A IMPORTÂNCIA DO DEVIDO PROCESSO LEGAL/PREVIDENCIÁRIO

 

Antes do julgamento em Nuremberg, que condenou as principais figuras nazistas após o fim da Segunda Guerra Mundial, tinha-se, na opinião pública, uma maioria pela execução sumária de todos os envolvidos – o tal senso comum!

No entanto, a fim de se evitar que no futuro as pessoas pudessem questionar a existência de culpados, a materialidade das mortes e atrocidades cometidas (holocausto), os líderes dos países vencedores entenderam por bem a realização de um julgamento internacional, com observação do devido processo legal. Ali restou comprovado, com respeito ao contraditório, que o partido nazista tinha como objetivo, desde o início, a guerra (para expandir seu território), bem assim a perpetuação de uma “raça pura”, com a eliminação dos judeus e todos aqueles que não concordassem com sua ideologia.

Daí a importância de um devido processo legal. É possível se afirmar que o procedimento é mais importante que o conteúdo propriamente dito. Explico, no Poder Judiciário, a legitimação das decisões se dá pelo procedimento, com a observação do devido processo legal. O procedimento é extremamente importante para o Direito, isto é, para que haja aceitação da decisão pelas partes.

É engraçado quando o juiz diz que a alegação de cerceamento “releva mero inconformismo da parte com as conclusões do julgado”. Podemos não concordar com o resultado da perícia judicial, mas o que é inegociável são as garantias do contraditório e da ampla defesa. Não posso admitir que melhor sorte assista ao segurado em cujo processo o juiz deferiu o direito à prova pericial. Centenas de perícias realizadas na mesma empresa demonstram, no mínimo, que a prova pericial é irrelevante até que seja feita. Com efeito, quando o pedido de prova pericial, apoiado em evidências sérias do labor especial e/ou em situações já experimentas, com um alto grau de consenso acerca de sua ocorrência, é negado, tem-se não apenas uma restrição ao direito de prova, mas ao próprio acesso à justiça.

Conjunto de tarefas>
A – Indique se cada afirmação abaixo está de acordo com o texto sobre o devido processo legal, respondendo sim ou não e citando literalmente as palavras do texto que decidem a questão. (i) Antes do julgamento de Nuremberg, a maioria da opinião pública defendia a execução sumária dos envolvidos. (ii) O julgamento de Nuremberg foi realizado por um tribunal exclusivamente nacional. (iii) Segundo o texto, no Poder Judiciário as decisões se legitimam pelo conteúdo.
B – Reproduza o trecho do texto sobre o devido processo legal desde "Antes do julgamento" até "tal senso comum!", inclusive.
Os itens não têm qualquer papel nesta parte.

Linhas do conjunto de dados
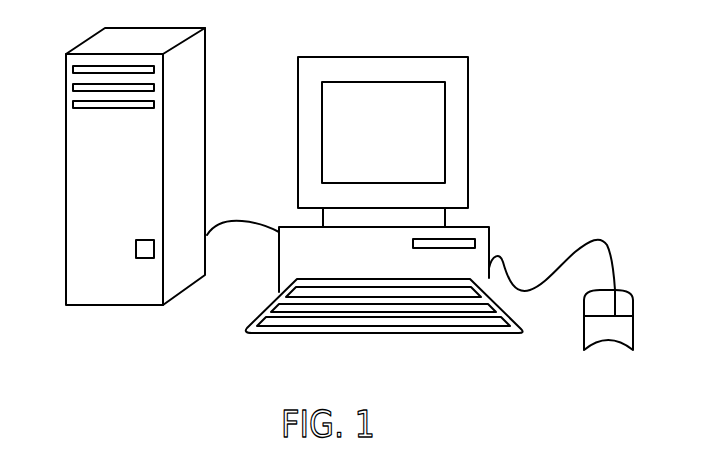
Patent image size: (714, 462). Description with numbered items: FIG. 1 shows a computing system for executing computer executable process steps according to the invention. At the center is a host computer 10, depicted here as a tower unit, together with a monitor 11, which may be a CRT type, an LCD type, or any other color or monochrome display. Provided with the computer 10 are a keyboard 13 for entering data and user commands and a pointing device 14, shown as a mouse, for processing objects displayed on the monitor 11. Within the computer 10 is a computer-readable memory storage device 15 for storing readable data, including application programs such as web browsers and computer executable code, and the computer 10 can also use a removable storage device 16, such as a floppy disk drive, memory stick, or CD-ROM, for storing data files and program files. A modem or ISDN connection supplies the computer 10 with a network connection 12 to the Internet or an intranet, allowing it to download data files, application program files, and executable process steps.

The host computer 10 is at (412, 57).
The monitor 11 is at (400, 141).
The network connection 12 is at (136, 293).
The keyboard 13 is at (405, 333).
The pointing device 14 is at (633, 330).
The computer-readable memory storage device 15 is at (82, 69).
The removable storage device 16 is at (82, 105).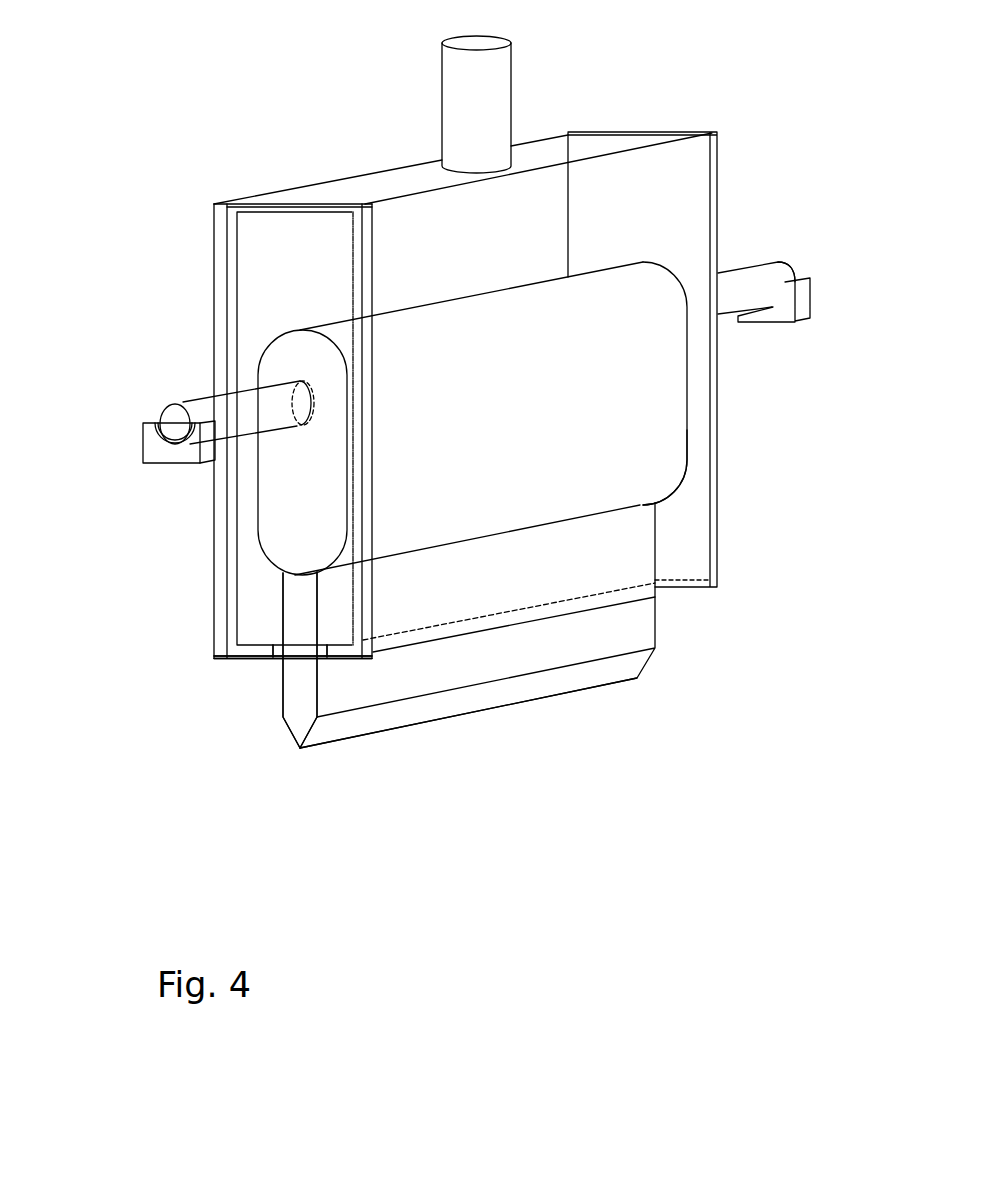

Respostas corretas>
A –
(i) Sim: "tinha-se, na opinião pública, uma maioria pela execução sumária de todos os envolvidos".
(ii) Não: "a realização de um julgamento internacional".
(iii) Não: "a legitimação das decisões se dá pelo procedimento".

B –
Antes do julgamento em Nuremberg, que condenou as principais figuras nazistas após o fim da Segunda Guerra Mundial, tinha-se, na opinião pública, uma maioria pela execução sumária de todos os envolvidos – o tal senso comum!